▶ [REQUEST] Reproduce all lines of the listing below in which the word "Réservations" occurs.

[Dataset entries]
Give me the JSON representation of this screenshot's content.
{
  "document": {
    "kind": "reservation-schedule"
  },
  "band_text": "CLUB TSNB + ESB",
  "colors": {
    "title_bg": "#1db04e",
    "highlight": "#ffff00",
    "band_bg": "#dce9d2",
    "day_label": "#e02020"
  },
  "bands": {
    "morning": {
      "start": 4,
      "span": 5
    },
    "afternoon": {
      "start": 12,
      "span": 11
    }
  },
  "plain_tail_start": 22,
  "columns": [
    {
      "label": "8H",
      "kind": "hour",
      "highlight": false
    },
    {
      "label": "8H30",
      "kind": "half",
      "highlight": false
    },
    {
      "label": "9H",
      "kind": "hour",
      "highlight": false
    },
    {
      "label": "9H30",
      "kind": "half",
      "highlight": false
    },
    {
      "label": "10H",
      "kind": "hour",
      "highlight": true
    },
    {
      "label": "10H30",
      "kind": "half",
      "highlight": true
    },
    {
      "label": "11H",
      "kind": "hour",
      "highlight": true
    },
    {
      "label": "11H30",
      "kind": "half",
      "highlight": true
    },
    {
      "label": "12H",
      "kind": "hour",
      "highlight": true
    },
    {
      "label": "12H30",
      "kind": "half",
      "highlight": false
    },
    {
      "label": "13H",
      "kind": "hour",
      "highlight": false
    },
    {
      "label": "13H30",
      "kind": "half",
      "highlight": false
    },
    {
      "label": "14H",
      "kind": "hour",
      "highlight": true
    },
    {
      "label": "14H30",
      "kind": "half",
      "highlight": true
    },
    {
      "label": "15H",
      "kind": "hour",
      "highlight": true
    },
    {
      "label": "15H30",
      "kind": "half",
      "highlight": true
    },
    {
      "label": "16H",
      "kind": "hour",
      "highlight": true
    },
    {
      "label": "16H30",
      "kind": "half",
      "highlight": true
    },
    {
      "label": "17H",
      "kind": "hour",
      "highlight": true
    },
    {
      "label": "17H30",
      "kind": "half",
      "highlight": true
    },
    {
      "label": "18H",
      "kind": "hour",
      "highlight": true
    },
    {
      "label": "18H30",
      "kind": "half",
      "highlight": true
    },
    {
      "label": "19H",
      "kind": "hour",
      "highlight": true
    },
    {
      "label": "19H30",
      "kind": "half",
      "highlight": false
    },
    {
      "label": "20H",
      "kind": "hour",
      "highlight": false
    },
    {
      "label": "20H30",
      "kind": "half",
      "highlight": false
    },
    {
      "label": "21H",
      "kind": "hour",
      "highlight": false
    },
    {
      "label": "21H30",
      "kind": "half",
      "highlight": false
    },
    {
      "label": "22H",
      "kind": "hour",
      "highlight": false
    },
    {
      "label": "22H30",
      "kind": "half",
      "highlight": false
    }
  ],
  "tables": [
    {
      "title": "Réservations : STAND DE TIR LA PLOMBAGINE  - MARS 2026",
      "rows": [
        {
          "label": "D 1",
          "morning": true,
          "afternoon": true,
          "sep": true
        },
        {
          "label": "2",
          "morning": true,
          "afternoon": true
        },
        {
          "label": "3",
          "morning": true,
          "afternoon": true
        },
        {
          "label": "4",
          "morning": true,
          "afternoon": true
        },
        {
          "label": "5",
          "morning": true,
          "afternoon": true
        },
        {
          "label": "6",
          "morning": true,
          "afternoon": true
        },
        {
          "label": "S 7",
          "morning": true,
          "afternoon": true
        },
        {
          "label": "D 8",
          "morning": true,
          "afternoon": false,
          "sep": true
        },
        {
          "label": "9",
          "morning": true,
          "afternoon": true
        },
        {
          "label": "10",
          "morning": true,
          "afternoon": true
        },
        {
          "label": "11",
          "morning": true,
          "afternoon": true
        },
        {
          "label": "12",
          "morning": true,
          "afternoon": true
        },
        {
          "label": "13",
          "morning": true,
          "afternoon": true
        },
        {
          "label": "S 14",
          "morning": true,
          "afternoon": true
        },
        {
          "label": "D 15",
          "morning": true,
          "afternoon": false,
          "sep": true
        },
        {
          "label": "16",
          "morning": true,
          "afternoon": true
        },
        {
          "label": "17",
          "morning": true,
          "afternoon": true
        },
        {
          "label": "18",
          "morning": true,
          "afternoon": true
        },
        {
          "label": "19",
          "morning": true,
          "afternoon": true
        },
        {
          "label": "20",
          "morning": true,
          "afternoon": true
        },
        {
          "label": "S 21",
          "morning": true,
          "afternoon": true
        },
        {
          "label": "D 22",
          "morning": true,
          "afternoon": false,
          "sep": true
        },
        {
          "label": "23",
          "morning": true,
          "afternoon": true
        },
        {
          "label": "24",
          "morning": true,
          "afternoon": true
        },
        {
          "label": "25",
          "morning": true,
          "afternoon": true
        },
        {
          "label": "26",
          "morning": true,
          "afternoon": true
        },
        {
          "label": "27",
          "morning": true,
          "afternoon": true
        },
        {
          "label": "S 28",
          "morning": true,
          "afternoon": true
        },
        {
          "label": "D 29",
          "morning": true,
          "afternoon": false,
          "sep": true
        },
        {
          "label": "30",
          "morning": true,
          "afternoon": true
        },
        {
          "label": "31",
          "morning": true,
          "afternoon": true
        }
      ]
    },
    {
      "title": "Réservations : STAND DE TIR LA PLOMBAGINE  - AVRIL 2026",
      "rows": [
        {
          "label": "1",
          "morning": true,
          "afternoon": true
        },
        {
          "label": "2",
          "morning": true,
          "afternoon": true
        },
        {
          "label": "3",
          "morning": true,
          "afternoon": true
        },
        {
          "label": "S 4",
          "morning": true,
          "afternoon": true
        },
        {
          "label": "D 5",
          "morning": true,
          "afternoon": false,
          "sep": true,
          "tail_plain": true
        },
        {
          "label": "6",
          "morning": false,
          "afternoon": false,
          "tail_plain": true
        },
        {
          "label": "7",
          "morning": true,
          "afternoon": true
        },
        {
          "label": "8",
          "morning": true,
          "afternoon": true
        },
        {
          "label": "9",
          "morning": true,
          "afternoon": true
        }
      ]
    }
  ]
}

▶ [EXPECTED ANSWER]
      "title": "Réservations : STAND DE TIR LA PLOMBAGINE  - MARS 2026",
      "title": "Réservations : STAND DE TIR LA PLOMBAGINE  - AVRIL 2026",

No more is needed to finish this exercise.